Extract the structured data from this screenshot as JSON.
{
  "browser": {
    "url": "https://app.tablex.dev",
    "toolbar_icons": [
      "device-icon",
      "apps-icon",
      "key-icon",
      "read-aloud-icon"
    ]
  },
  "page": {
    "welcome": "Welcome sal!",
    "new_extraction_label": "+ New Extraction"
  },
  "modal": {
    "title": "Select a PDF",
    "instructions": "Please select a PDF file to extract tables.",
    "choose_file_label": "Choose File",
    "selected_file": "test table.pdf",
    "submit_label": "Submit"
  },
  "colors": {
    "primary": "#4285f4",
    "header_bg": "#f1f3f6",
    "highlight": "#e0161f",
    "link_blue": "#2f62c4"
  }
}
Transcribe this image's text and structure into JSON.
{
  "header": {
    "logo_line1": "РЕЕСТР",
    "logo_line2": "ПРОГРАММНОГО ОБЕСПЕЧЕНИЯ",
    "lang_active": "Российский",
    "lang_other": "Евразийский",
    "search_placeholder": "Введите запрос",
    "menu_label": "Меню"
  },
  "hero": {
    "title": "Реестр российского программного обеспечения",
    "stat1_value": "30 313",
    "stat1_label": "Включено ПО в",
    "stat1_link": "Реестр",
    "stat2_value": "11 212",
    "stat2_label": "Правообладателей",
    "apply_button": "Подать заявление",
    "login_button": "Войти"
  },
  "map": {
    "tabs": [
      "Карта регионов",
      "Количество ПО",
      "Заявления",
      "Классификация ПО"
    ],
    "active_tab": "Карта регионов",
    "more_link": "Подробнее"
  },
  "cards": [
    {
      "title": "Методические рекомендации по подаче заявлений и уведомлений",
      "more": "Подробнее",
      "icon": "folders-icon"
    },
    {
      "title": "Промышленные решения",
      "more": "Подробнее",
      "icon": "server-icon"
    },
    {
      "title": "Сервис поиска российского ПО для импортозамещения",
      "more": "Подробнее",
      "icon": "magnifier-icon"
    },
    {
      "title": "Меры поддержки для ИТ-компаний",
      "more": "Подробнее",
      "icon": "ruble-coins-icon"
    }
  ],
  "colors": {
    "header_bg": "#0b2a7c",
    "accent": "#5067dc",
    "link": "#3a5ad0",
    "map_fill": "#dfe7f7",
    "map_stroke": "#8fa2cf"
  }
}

□ □ □

### Goal
Search the material above for "this". Pull out each line where it shows up.

### Complete output
Extract the structured data from this screenshot as JSON.
Transcribe this image's text and structure into JSON.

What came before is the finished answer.